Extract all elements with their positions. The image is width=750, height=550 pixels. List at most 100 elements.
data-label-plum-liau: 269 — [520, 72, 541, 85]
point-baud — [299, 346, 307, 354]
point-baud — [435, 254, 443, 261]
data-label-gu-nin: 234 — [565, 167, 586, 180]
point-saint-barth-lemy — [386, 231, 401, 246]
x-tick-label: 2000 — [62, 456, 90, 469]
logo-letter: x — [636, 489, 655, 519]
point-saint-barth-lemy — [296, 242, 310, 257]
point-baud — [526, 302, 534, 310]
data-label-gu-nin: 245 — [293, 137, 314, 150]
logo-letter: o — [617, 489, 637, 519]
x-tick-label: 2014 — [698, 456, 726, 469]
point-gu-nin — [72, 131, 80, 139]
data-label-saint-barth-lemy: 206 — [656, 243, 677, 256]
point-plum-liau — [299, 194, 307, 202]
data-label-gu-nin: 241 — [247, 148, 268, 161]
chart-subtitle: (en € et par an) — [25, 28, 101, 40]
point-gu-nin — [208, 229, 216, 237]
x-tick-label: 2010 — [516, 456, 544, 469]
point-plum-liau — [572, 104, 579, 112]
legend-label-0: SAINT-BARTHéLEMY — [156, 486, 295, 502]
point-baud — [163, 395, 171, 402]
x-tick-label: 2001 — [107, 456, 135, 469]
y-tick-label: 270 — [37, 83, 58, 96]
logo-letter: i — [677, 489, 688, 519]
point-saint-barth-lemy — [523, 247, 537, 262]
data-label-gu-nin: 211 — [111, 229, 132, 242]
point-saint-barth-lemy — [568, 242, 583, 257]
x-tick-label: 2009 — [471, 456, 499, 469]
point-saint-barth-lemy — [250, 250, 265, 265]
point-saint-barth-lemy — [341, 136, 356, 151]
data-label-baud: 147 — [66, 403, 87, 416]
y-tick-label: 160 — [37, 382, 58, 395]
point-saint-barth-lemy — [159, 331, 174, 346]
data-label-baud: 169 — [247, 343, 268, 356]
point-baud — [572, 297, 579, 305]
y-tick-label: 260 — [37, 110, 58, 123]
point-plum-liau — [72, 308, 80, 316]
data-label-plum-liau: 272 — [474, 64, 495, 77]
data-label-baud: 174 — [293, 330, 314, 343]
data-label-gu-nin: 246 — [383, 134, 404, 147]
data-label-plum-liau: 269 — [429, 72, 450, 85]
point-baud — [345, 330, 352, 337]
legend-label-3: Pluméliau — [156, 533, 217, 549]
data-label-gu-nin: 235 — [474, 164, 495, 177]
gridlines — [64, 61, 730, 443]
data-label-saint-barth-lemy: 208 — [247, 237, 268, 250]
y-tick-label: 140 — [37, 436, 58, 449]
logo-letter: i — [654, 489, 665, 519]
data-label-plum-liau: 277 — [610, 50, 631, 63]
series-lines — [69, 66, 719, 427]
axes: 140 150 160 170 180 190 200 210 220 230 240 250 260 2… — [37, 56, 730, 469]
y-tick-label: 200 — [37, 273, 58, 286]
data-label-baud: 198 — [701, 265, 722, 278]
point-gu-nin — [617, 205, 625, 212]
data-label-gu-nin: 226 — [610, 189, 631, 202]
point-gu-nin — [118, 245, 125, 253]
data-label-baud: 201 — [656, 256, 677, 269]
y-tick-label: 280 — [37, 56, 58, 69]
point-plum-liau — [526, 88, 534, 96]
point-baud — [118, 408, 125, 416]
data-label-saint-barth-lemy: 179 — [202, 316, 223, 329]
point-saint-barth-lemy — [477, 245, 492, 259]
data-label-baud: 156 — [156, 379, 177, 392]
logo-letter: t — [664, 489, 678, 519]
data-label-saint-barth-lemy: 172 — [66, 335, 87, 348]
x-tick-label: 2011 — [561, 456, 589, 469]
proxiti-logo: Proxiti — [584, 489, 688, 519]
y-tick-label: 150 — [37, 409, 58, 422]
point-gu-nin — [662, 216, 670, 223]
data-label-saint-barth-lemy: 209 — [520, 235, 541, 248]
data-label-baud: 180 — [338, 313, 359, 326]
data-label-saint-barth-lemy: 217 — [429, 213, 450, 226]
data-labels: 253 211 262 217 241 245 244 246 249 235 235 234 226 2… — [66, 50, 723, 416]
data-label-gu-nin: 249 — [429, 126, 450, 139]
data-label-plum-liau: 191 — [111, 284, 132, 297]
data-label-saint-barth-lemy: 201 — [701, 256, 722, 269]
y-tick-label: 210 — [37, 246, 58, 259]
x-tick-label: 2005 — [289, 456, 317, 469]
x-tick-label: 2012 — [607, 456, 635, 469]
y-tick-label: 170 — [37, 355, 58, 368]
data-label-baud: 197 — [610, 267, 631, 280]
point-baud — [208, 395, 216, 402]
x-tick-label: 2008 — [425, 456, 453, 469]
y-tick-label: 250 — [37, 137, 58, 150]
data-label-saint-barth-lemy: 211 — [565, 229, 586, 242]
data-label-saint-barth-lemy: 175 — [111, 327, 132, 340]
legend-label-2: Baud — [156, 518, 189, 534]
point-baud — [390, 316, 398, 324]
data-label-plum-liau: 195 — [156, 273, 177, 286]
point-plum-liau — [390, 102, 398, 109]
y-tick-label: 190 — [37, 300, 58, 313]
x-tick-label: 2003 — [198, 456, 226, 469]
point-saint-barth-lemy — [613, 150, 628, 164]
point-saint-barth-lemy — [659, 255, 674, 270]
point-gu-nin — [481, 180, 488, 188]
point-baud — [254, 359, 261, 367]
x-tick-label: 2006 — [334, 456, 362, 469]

- WHAT THE EXERCISE ASKS: Please copy the rows above without changes, starting with the first row and ending with the row that contains "point-plum-liau — [572, 104, 579, 112]", both included.

- WRITTEN ANSWER:
Extract all elements with their positions. The image is width=750, height=550 pixels. List at most 100 elements.
data-label-plum-liau: 269 — [520, 72, 541, 85]
point-baud — [299, 346, 307, 354]
point-baud — [435, 254, 443, 261]
data-label-gu-nin: 234 — [565, 167, 586, 180]
point-saint-barth-lemy — [386, 231, 401, 246]
x-tick-label: 2000 — [62, 456, 90, 469]
logo-letter: x — [636, 489, 655, 519]
point-saint-barth-lemy — [296, 242, 310, 257]
point-baud — [526, 302, 534, 310]
data-label-gu-nin: 245 — [293, 137, 314, 150]
logo-letter: o — [617, 489, 637, 519]
x-tick-label: 2014 — [698, 456, 726, 469]
point-gu-nin — [72, 131, 80, 139]
data-label-saint-barth-lemy: 206 — [656, 243, 677, 256]
point-plum-liau — [299, 194, 307, 202]
data-label-gu-nin: 241 — [247, 148, 268, 161]
chart-subtitle: (en € et par an) — [25, 28, 101, 40]
point-gu-nin — [208, 229, 216, 237]
x-tick-label: 2010 — [516, 456, 544, 469]
point-plum-liau — [572, 104, 579, 112]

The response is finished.